- _Task directions_: Repeat each line word for word.

- _Given records_:
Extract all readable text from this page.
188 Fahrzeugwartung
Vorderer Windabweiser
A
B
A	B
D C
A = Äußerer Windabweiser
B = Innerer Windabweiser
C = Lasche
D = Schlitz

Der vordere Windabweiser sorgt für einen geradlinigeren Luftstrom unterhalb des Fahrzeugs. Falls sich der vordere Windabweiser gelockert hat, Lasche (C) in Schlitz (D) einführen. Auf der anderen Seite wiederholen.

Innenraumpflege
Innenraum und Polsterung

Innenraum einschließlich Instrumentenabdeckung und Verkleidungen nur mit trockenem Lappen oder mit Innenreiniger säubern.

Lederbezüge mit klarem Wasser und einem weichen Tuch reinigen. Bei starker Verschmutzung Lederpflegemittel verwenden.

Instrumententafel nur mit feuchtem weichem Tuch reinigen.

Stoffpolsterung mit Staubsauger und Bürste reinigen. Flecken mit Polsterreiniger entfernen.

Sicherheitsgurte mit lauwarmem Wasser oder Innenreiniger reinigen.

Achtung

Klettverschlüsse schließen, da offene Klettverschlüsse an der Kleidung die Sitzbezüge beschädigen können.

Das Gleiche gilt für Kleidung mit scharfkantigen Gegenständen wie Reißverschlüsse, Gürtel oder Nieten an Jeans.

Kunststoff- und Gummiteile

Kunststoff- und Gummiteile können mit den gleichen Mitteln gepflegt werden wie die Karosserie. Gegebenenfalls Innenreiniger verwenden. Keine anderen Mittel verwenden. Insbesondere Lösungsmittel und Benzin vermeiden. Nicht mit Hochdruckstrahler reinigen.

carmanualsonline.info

- _Expected answer_:
Extract all readable text from this page.
188 Fahrzeugwartung
Vorderer Windabweiser
A
B
A	B
D C
A = Äußerer Windabweiser
B = Innerer Windabweiser
C = Lasche
D = Schlitz

Der vordere Windabweiser sorgt für einen geradlinigeren Luftstrom unterhalb des Fahrzeugs. Falls sich der vordere Windabweiser gelockert hat, Lasche (C) in Schlitz (D) einführen. Auf der anderen Seite wiederholen.

Innenraumpflege
Innenraum und Polsterung

Innenraum einschließlich Instrumentenabdeckung und Verkleidungen nur mit trockenem Lappen oder mit Innenreiniger säubern.

Lederbezüge mit klarem Wasser und einem weichen Tuch reinigen. Bei starker Verschmutzung Lederpflegemittel verwenden.

Instrumententafel nur mit feuchtem weichem Tuch reinigen.

Stoffpolsterung mit Staubsauger und Bürste reinigen. Flecken mit Polsterreiniger entfernen.

Sicherheitsgurte mit lauwarmem Wasser oder Innenreiniger reinigen.

Achtung

Klettverschlüsse schließen, da offene Klettverschlüsse an der Kleidung die Sitzbezüge beschädigen können.

Das Gleiche gilt für Kleidung mit scharfkantigen Gegenständen wie Reißverschlüsse, Gürtel oder Nieten an Jeans.

Kunststoff- und Gummiteile

Kunststoff- und Gummiteile können mit den gleichen Mitteln gepflegt werden wie die Karosserie. Gegebenenfalls Innenreiniger verwenden. Keine anderen Mittel verwenden. Insbesondere Lösungsmittel und Benzin vermeiden. Nicht mit Hochdruckstrahler reinigen.

carmanualsonline.info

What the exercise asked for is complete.